## Begin Provided material

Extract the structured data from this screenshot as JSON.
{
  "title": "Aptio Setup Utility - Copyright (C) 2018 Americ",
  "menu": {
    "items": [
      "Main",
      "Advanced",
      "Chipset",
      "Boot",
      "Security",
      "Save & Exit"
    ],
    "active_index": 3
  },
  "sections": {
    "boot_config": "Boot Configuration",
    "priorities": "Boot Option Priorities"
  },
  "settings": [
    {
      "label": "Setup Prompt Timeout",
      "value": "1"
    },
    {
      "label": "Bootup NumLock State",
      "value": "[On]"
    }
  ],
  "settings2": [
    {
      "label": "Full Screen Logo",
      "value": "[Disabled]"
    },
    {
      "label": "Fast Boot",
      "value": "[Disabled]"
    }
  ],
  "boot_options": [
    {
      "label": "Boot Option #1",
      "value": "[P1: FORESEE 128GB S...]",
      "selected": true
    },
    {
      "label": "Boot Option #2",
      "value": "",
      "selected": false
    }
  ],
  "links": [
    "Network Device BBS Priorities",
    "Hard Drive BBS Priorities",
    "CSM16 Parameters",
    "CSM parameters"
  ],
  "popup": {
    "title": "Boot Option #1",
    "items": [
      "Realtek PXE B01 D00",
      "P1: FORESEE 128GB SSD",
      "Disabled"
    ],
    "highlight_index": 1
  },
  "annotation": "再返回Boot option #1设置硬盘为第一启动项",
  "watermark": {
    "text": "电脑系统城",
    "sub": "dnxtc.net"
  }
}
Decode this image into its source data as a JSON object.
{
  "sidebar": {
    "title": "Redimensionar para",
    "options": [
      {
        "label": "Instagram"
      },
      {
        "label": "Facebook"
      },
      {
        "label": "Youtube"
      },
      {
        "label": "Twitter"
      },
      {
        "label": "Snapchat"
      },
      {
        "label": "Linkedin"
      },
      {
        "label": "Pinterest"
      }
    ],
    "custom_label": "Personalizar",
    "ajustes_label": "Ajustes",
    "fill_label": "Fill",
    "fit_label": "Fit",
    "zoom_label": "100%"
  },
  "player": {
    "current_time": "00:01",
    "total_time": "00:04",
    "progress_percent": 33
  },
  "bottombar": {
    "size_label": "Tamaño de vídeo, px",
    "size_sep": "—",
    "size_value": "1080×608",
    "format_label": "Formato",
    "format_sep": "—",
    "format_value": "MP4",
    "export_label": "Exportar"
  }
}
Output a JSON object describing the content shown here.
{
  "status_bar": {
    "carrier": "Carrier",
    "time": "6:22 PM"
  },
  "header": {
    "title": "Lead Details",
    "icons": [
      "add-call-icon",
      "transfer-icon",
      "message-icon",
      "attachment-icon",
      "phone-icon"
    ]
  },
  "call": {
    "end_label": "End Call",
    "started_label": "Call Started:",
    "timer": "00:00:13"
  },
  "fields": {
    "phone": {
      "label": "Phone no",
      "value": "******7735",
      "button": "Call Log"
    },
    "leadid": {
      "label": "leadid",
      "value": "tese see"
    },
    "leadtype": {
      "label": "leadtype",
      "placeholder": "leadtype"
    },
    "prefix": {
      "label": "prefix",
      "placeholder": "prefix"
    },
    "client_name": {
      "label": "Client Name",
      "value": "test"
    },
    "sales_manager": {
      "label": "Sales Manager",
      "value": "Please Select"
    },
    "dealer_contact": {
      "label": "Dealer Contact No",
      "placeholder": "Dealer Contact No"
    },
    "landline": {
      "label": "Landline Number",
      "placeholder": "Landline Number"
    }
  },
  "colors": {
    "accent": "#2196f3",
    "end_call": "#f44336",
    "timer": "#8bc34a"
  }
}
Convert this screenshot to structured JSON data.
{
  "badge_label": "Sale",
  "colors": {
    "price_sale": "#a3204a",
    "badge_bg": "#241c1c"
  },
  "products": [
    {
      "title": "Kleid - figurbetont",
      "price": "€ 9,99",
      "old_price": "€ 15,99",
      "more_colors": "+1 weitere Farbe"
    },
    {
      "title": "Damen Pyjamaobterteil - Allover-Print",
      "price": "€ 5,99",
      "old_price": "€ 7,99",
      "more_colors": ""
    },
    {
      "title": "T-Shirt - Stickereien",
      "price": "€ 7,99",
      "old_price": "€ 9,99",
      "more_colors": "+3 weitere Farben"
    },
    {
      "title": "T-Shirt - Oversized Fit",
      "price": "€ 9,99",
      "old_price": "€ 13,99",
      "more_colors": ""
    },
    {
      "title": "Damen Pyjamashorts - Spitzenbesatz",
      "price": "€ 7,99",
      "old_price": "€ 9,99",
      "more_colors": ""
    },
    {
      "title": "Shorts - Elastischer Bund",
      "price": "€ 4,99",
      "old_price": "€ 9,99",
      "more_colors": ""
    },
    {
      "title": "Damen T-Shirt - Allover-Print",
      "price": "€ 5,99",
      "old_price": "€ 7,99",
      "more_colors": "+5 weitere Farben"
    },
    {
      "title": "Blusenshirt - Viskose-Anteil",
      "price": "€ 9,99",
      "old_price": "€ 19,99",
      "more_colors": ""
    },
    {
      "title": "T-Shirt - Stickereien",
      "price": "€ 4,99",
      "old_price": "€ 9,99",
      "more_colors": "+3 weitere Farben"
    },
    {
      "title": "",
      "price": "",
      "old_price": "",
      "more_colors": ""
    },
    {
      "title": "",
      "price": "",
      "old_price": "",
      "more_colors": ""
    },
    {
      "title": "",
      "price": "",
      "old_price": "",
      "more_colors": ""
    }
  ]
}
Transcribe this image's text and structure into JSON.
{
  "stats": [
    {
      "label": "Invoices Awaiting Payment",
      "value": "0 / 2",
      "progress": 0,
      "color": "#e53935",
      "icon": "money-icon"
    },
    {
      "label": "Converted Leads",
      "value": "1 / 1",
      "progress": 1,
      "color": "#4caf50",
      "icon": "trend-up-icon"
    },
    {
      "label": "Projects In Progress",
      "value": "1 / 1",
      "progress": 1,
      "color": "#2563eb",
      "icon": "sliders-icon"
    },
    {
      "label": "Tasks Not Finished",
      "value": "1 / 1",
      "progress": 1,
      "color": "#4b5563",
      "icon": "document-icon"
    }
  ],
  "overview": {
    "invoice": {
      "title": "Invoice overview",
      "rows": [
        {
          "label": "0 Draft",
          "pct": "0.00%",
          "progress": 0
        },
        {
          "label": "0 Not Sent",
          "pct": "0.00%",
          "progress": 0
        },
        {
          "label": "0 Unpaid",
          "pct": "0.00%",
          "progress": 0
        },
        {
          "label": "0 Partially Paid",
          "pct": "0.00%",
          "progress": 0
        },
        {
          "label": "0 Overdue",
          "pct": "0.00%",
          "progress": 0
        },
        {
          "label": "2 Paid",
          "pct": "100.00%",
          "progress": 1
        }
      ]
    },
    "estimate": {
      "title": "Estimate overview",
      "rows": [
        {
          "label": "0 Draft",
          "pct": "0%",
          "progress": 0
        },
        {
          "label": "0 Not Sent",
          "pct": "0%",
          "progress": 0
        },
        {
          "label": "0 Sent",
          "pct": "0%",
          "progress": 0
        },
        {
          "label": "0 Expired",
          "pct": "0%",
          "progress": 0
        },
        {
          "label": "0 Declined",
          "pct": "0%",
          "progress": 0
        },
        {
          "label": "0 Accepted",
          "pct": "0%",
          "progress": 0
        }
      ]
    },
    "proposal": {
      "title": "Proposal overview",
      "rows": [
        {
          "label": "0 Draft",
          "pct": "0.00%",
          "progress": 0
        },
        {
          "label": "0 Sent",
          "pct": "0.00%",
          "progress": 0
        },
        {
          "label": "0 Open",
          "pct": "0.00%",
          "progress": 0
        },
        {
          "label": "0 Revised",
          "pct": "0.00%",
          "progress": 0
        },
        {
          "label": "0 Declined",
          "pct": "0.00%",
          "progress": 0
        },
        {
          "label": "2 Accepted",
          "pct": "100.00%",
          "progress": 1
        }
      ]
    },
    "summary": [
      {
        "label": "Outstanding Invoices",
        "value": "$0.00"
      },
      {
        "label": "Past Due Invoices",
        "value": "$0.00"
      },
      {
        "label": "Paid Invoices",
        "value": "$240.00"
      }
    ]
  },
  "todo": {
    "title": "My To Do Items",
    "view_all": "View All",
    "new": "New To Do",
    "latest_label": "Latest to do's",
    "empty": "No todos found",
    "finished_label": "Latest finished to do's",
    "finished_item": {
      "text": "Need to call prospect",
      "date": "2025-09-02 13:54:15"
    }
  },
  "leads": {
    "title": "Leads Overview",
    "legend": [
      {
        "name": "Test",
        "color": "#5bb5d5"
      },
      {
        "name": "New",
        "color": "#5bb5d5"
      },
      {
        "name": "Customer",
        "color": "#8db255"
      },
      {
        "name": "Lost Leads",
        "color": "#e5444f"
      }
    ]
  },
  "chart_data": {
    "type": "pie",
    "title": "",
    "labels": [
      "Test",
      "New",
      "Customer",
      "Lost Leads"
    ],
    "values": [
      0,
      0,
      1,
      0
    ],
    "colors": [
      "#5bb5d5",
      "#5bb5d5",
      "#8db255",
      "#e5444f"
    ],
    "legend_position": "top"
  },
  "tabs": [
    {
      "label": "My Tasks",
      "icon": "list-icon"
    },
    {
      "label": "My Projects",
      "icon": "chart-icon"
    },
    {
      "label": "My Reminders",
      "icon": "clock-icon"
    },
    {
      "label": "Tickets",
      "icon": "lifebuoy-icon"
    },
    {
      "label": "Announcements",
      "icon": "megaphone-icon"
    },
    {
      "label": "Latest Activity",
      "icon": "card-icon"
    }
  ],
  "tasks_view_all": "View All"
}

## End Provided material

> _Problem to work on_
Set out every line from the material that contains the string "Invoices".

> _Right answer_
      "label": "Invoices Awaiting Payment",
        "label": "Outstanding Invoices",
        "label": "Past Due Invoices",
        "label": "Paid Invoices",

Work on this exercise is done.